(Do this):
Copy the data that follows exactly. Include no pictures.

(Given entries):

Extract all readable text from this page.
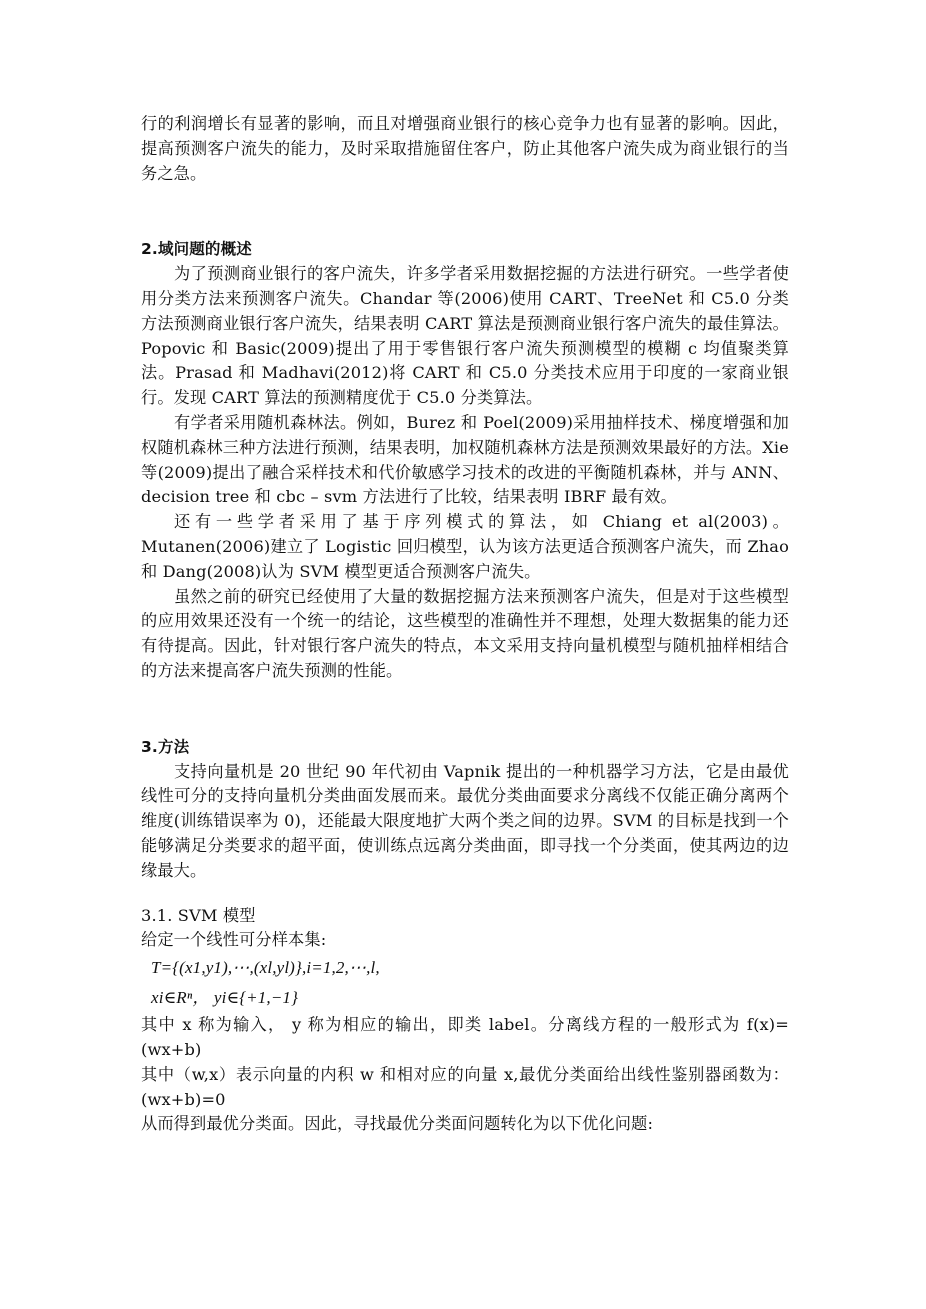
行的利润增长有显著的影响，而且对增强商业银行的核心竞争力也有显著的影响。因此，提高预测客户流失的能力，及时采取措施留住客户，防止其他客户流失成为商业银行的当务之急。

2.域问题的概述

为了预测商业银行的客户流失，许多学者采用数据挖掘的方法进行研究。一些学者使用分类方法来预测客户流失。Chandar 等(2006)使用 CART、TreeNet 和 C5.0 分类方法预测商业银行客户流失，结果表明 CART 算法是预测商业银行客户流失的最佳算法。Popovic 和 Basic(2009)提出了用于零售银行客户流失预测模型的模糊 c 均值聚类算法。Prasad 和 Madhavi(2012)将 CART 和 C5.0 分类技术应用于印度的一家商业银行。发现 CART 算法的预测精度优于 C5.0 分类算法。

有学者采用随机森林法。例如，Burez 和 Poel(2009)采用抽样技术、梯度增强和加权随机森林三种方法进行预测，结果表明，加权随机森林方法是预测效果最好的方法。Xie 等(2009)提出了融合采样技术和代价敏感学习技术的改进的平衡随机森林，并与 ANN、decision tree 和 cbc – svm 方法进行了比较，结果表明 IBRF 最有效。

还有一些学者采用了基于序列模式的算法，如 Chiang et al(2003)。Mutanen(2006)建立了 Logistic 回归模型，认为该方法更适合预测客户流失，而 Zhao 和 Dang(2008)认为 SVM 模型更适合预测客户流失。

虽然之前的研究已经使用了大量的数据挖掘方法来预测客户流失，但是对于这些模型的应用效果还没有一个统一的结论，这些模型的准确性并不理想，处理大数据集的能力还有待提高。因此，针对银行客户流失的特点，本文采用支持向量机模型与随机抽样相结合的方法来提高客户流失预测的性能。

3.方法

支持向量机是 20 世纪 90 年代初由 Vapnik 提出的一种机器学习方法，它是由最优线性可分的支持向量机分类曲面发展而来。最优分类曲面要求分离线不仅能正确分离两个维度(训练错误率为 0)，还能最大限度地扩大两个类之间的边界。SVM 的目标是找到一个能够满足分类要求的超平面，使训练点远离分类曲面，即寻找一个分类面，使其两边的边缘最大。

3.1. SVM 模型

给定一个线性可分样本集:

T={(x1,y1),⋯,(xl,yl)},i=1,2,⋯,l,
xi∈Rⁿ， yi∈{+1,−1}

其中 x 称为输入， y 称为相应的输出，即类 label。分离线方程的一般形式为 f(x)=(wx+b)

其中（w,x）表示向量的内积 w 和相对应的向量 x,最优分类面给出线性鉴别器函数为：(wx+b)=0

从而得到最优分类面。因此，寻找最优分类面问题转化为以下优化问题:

(Task result):
Extract all readable text from this page.
行的利润增长有显著的影响，而且对增强商业银行的核心竞争力也有显著的影响。因此，提高预测客户流失的能力，及时采取措施留住客户，防止其他客户流失成为商业银行的当务之急。

2.域问题的概述

为了预测商业银行的客户流失，许多学者采用数据挖掘的方法进行研究。一些学者使用分类方法来预测客户流失。Chandar 等(2006)使用 CART、TreeNet 和 C5.0 分类方法预测商业银行客户流失，结果表明 CART 算法是预测商业银行客户流失的最佳算法。Popovic 和 Basic(2009)提出了用于零售银行客户流失预测模型的模糊 c 均值聚类算法。Prasad 和 Madhavi(2012)将 CART 和 C5.0 分类技术应用于印度的一家商业银行。发现 CART 算法的预测精度优于 C5.0 分类算法。

有学者采用随机森林法。例如，Burez 和 Poel(2009)采用抽样技术、梯度增强和加权随机森林三种方法进行预测，结果表明，加权随机森林方法是预测效果最好的方法。Xie 等(2009)提出了融合采样技术和代价敏感学习技术的改进的平衡随机森林，并与 ANN、decision tree 和 cbc – svm 方法进行了比较，结果表明 IBRF 最有效。

还有一些学者采用了基于序列模式的算法，如 Chiang et al(2003)。Mutanen(2006)建立了 Logistic 回归模型，认为该方法更适合预测客户流失，而 Zhao 和 Dang(2008)认为 SVM 模型更适合预测客户流失。

虽然之前的研究已经使用了大量的数据挖掘方法来预测客户流失，但是对于这些模型的应用效果还没有一个统一的结论，这些模型的准确性并不理想，处理大数据集的能力还有待提高。因此，针对银行客户流失的特点，本文采用支持向量机模型与随机抽样相结合的方法来提高客户流失预测的性能。

3.方法

支持向量机是 20 世纪 90 年代初由 Vapnik 提出的一种机器学习方法，它是由最优线性可分的支持向量机分类曲面发展而来。最优分类曲面要求分离线不仅能正确分离两个维度(训练错误率为 0)，还能最大限度地扩大两个类之间的边界。SVM 的目标是找到一个能够满足分类要求的超平面，使训练点远离分类曲面，即寻找一个分类面，使其两边的边缘最大。

3.1. SVM 模型

给定一个线性可分样本集:

T={(x1,y1),⋯,(xl,yl)},i=1,2,⋯,l,
xi∈Rⁿ， yi∈{+1,−1}

其中 x 称为输入， y 称为相应的输出，即类 label。分离线方程的一般形式为 f(x)=(wx+b)

其中（w,x）表示向量的内积 w 和相对应的向量 x,最优分类面给出线性鉴别器函数为：(wx+b)=0

从而得到最优分类面。因此，寻找最优分类面问题转化为以下优化问题:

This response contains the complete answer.